**TASK**
Hunt for the word "Colleague" across the entries below, copying each line that holds it.

**Stored data**
____________
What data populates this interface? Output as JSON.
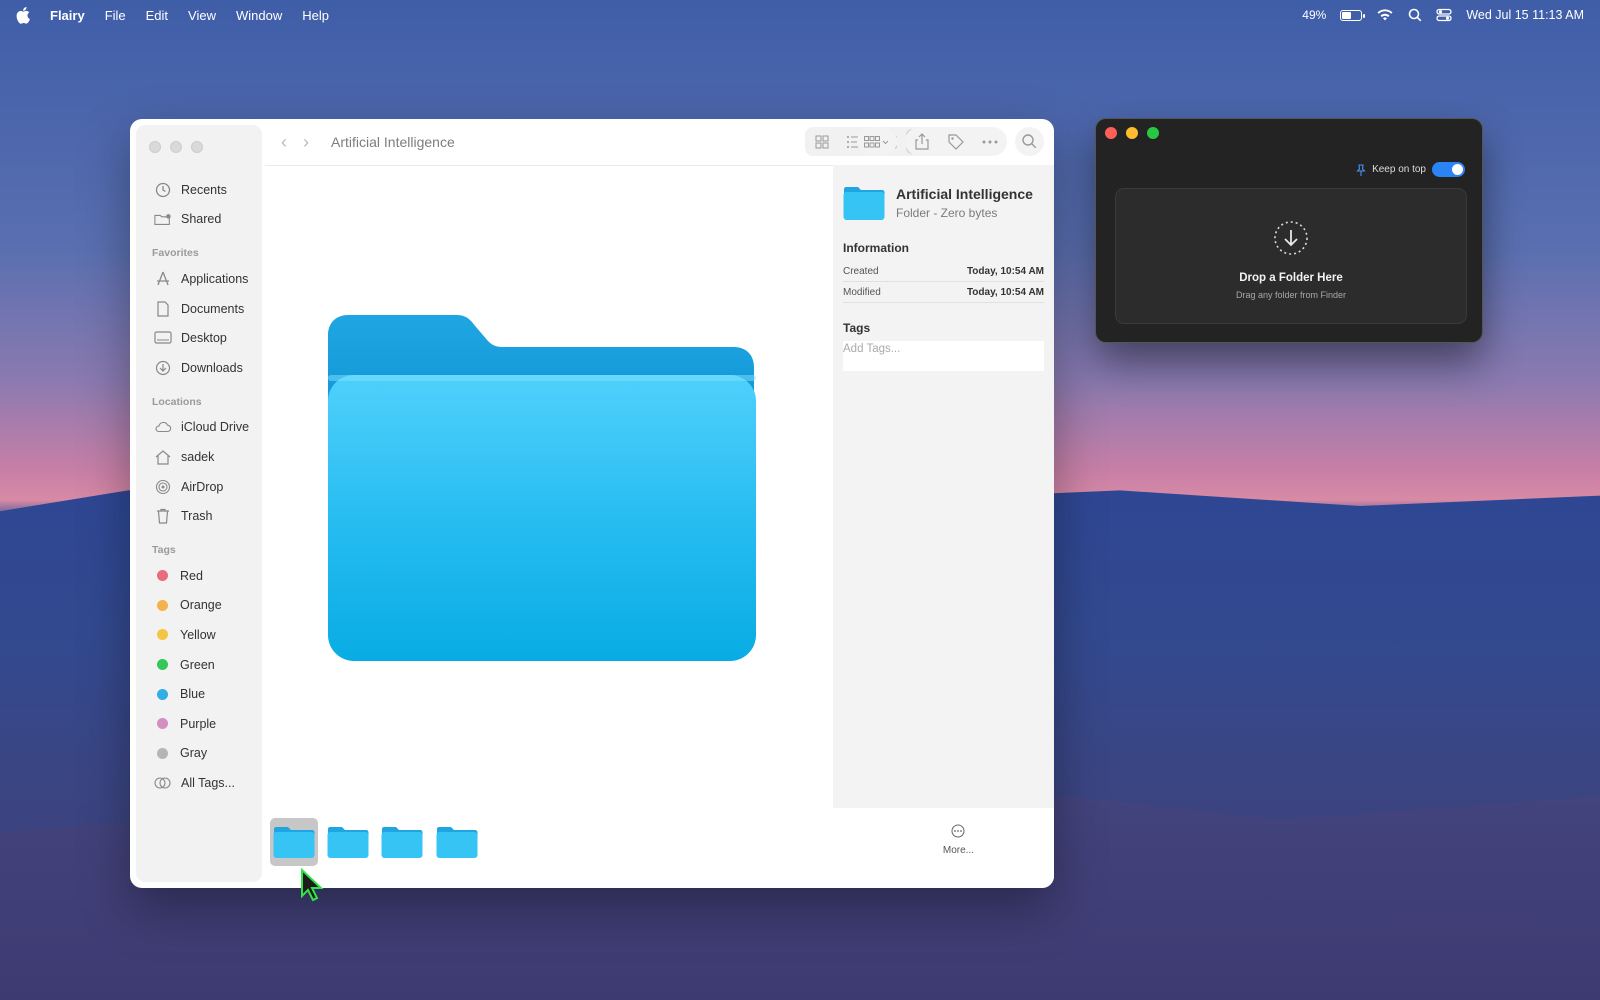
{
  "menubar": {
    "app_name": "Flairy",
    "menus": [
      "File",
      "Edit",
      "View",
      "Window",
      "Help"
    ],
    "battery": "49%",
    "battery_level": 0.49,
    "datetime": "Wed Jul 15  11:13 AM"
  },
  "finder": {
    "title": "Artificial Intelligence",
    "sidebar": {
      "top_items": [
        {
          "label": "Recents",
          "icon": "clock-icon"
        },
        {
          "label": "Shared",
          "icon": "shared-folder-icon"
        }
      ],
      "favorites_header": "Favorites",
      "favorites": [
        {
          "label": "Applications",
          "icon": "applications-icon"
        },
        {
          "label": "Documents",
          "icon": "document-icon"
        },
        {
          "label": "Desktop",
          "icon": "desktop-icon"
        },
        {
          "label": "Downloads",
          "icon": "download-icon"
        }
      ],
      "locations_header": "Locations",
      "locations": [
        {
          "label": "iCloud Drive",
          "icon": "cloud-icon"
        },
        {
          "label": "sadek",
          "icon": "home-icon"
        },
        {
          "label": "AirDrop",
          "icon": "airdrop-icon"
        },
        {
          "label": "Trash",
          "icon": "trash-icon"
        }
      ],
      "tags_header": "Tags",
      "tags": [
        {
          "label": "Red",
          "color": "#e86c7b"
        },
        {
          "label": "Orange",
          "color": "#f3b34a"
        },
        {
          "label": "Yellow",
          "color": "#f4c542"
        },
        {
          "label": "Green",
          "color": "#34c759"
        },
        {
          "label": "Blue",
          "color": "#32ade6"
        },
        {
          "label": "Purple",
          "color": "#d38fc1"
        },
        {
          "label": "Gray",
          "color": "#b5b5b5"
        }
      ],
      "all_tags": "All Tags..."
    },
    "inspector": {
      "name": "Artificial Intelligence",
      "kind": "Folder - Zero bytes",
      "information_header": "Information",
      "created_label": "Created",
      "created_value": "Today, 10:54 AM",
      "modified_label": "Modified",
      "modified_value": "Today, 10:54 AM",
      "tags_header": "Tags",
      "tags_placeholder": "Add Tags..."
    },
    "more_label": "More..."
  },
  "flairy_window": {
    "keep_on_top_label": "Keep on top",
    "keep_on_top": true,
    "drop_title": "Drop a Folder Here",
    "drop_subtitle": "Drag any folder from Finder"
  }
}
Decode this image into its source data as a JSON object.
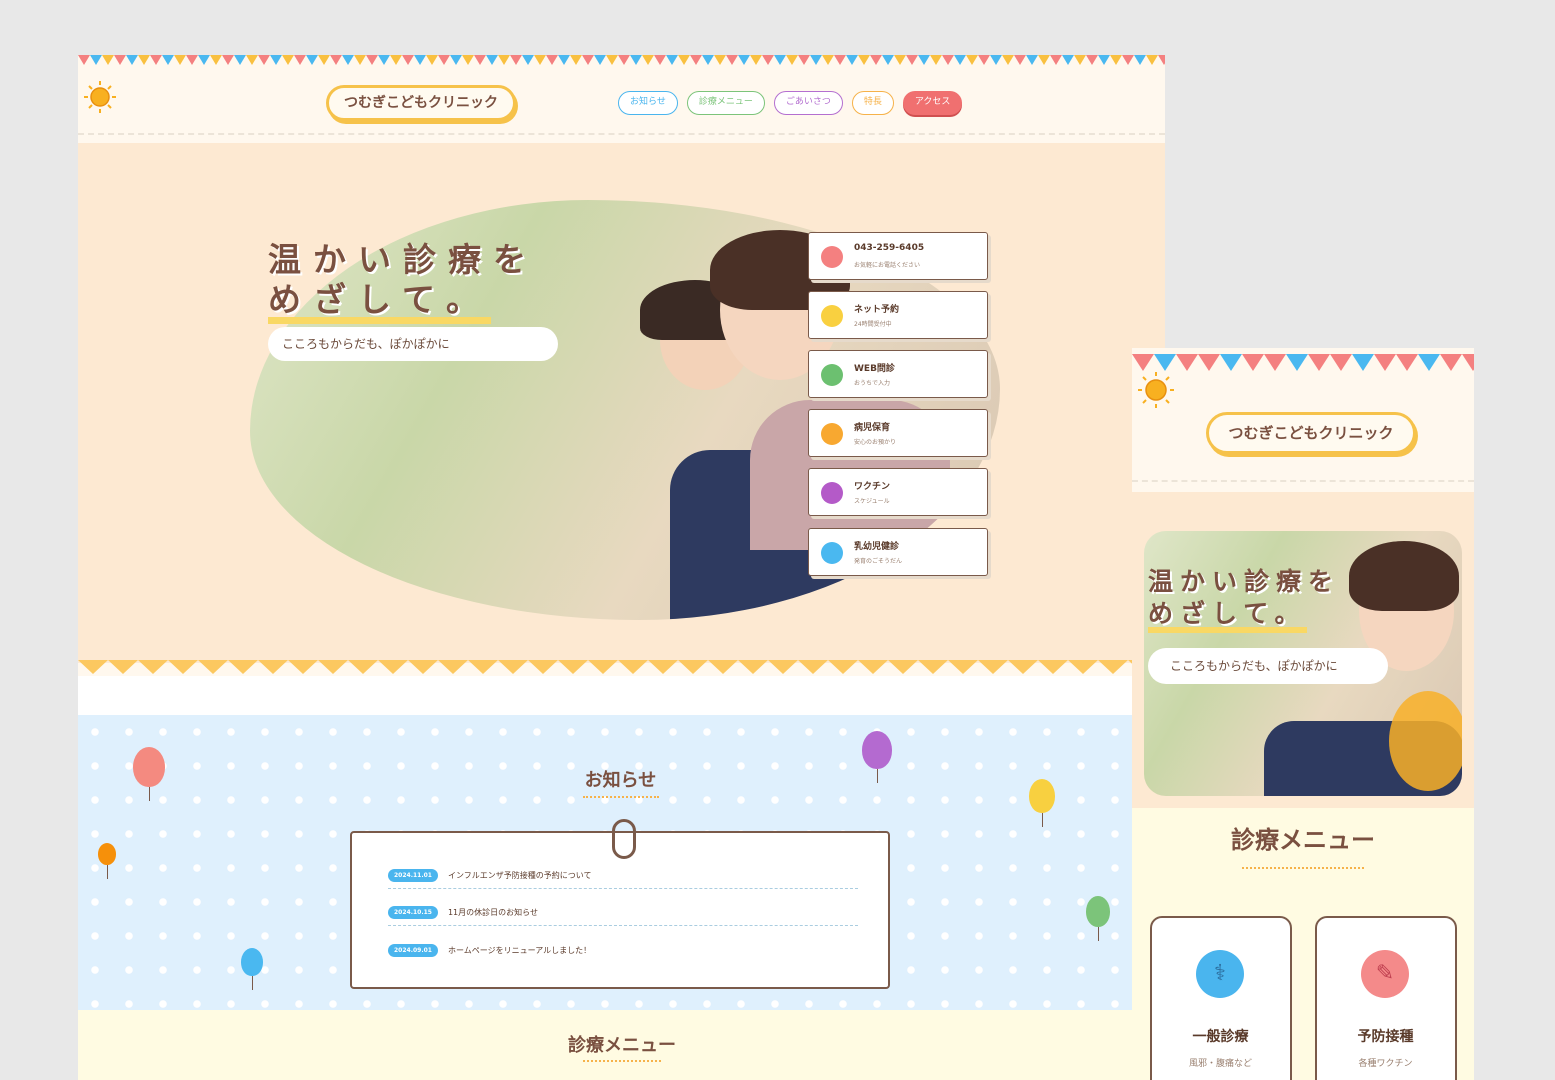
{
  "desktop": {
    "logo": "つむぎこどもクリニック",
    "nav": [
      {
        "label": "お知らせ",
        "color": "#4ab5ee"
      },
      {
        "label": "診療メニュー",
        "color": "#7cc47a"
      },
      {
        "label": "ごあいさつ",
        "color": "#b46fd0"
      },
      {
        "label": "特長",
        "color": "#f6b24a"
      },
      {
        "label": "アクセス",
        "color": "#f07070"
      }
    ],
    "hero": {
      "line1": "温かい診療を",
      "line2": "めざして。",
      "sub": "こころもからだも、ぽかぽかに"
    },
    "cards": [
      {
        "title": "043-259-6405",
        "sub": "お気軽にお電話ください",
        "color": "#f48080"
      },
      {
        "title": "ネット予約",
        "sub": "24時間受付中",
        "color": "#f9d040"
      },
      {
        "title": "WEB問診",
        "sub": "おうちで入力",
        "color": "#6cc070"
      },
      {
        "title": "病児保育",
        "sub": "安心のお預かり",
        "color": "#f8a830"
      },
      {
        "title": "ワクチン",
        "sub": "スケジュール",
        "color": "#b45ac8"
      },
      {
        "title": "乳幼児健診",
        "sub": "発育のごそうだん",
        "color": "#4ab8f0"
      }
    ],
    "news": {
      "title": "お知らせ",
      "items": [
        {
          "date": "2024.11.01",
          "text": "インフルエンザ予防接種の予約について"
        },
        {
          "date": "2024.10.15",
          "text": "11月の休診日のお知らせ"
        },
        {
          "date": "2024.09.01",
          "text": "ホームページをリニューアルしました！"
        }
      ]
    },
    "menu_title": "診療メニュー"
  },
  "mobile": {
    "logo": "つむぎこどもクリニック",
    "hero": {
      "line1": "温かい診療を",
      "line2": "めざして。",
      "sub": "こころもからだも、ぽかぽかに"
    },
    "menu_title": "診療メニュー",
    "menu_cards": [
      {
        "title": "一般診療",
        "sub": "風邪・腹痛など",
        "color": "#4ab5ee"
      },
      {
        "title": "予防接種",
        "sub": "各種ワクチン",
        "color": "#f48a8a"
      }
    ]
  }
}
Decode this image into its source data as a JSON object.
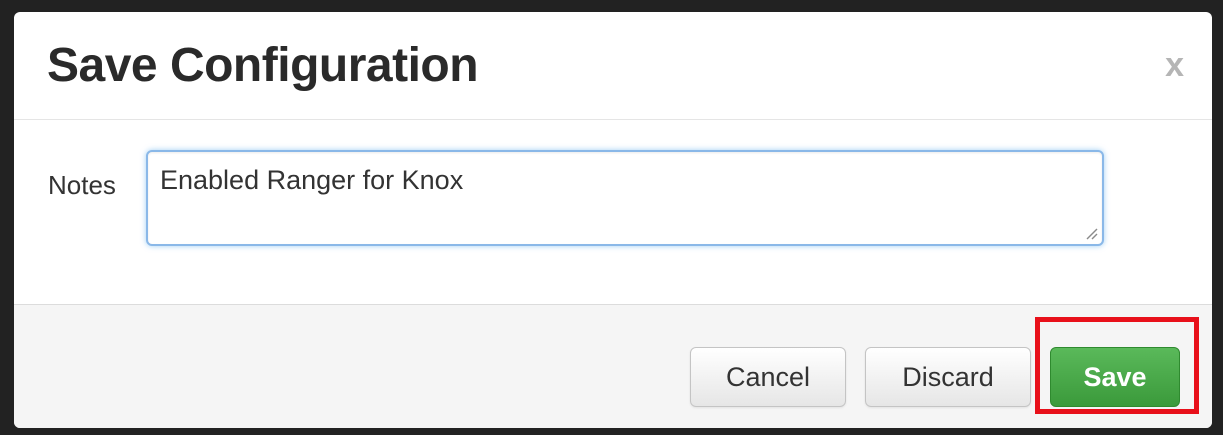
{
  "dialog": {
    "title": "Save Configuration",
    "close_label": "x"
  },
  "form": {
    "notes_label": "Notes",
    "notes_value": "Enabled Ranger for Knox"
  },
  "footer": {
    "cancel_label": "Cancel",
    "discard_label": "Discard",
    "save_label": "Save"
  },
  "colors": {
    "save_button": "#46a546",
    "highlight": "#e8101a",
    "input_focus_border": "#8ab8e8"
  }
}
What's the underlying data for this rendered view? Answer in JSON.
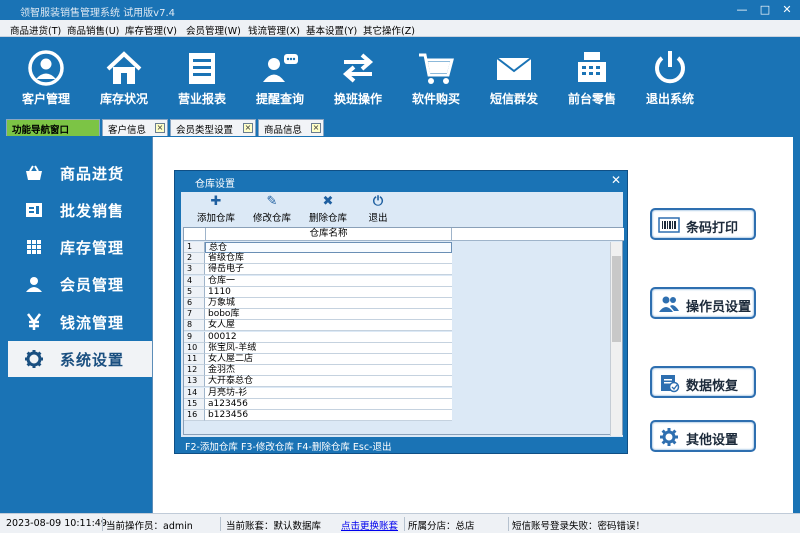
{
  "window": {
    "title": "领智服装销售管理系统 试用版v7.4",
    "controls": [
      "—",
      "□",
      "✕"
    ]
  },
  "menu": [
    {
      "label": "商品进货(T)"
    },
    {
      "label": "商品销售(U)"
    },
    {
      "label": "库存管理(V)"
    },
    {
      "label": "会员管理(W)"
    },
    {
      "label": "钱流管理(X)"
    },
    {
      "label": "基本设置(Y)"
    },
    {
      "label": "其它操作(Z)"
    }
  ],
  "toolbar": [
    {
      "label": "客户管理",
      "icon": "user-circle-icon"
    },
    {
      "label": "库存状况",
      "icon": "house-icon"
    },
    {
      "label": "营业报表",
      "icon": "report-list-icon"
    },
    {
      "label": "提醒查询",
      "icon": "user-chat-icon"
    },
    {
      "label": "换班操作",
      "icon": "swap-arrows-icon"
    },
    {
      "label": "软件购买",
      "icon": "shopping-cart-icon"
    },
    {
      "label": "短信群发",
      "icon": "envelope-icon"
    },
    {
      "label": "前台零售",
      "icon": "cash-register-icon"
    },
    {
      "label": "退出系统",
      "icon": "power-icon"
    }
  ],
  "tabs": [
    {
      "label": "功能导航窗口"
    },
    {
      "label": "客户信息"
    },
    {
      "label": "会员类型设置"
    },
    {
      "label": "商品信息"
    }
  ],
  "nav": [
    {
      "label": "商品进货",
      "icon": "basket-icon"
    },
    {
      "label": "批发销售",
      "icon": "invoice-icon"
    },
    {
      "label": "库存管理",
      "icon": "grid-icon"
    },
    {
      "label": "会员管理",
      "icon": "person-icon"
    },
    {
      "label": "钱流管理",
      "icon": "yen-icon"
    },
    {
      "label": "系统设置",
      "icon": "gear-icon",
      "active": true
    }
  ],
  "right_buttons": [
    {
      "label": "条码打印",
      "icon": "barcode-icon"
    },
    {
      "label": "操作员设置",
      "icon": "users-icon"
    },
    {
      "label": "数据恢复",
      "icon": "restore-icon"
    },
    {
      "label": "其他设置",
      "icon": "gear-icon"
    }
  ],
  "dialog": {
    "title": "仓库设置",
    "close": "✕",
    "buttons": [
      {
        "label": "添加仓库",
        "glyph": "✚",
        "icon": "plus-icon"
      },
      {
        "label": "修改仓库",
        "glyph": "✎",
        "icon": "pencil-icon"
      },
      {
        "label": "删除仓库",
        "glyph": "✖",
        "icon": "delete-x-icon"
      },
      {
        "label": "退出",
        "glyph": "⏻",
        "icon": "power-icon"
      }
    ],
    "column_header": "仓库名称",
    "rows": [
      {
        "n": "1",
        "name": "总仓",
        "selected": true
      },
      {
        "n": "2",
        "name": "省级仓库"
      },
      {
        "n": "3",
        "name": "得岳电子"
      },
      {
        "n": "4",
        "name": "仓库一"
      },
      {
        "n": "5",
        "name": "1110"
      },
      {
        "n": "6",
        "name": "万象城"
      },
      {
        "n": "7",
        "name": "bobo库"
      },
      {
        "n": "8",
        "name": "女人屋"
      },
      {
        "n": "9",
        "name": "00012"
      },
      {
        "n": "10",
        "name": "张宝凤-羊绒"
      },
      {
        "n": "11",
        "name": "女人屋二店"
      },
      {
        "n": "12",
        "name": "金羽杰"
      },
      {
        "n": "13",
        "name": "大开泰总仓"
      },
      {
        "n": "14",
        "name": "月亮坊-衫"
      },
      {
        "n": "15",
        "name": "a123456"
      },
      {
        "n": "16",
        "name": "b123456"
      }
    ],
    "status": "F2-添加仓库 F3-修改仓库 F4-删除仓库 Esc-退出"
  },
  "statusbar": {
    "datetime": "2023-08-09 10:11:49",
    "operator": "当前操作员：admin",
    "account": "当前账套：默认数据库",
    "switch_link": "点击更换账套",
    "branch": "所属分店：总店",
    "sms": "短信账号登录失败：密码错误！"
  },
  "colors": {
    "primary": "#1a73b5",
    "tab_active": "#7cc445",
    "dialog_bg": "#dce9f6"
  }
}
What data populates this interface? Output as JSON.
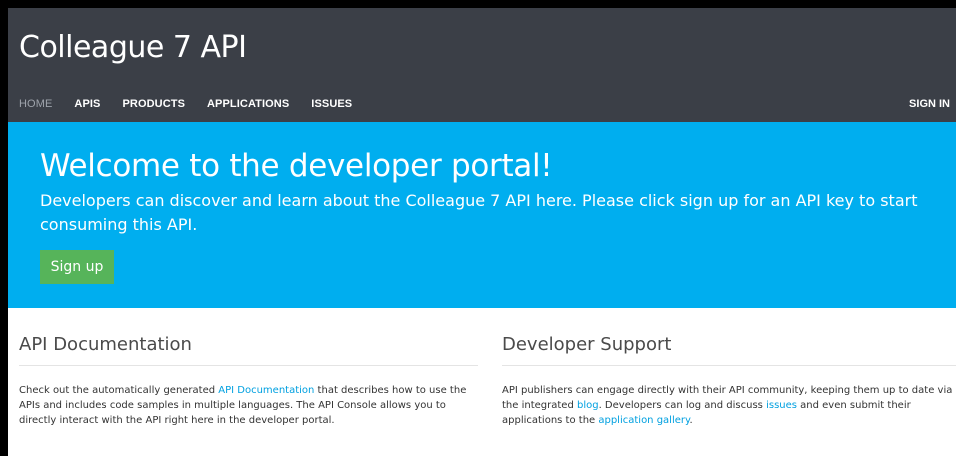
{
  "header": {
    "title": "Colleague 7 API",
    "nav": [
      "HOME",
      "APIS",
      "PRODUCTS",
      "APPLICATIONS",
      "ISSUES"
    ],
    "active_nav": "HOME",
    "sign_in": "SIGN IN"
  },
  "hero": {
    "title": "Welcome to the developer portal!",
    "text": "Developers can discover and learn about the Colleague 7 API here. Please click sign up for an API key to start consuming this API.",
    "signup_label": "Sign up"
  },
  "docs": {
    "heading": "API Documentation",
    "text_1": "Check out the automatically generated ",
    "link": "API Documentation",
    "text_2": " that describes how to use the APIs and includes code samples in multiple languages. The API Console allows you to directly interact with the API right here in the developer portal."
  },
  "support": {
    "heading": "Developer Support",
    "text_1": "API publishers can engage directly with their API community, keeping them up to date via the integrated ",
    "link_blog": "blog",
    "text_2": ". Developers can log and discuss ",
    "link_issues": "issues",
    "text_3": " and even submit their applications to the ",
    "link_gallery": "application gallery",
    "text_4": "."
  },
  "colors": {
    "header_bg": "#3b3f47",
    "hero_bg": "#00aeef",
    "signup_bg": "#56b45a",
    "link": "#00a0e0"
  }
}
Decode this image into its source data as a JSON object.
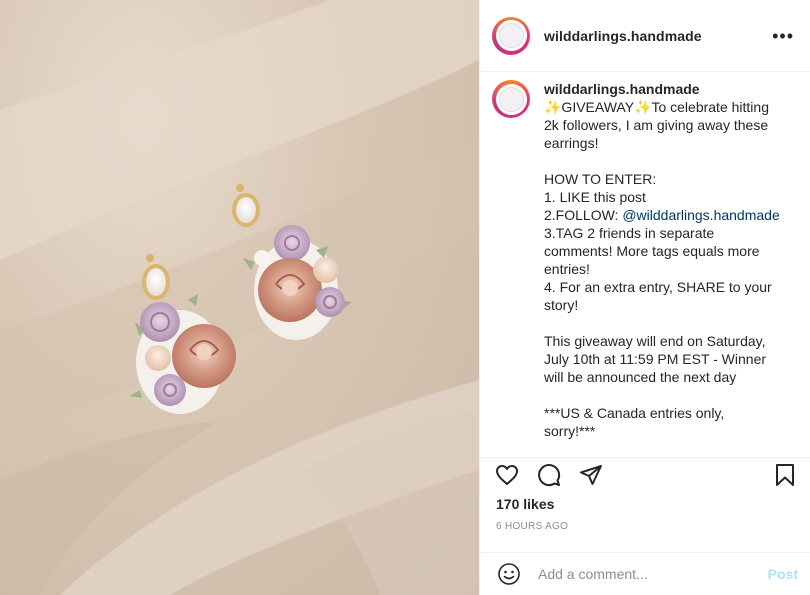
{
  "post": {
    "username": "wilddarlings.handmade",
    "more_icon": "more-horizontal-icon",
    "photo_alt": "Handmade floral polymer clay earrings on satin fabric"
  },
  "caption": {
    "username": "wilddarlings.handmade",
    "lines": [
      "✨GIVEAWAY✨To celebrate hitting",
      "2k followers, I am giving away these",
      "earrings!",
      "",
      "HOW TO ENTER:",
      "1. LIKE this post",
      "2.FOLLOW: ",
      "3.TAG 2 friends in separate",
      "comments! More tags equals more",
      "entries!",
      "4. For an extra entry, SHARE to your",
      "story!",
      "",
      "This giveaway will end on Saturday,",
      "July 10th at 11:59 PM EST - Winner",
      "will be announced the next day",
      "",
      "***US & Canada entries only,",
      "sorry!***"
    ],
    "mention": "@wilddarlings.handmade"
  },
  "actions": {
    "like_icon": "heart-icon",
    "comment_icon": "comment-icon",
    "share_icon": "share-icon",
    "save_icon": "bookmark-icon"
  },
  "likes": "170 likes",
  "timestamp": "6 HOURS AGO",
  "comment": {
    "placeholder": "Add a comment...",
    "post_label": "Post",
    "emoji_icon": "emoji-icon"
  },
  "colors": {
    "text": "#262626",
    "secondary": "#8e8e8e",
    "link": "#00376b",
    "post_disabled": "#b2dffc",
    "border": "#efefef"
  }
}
____________
**SOLUTION TO THIS PROBLEM**
    "title": "Colleague 7 API",
    "text": "Developers can discover and learn about the Colleague 7 API here. Please click sign up for an API key to start consuming this API.",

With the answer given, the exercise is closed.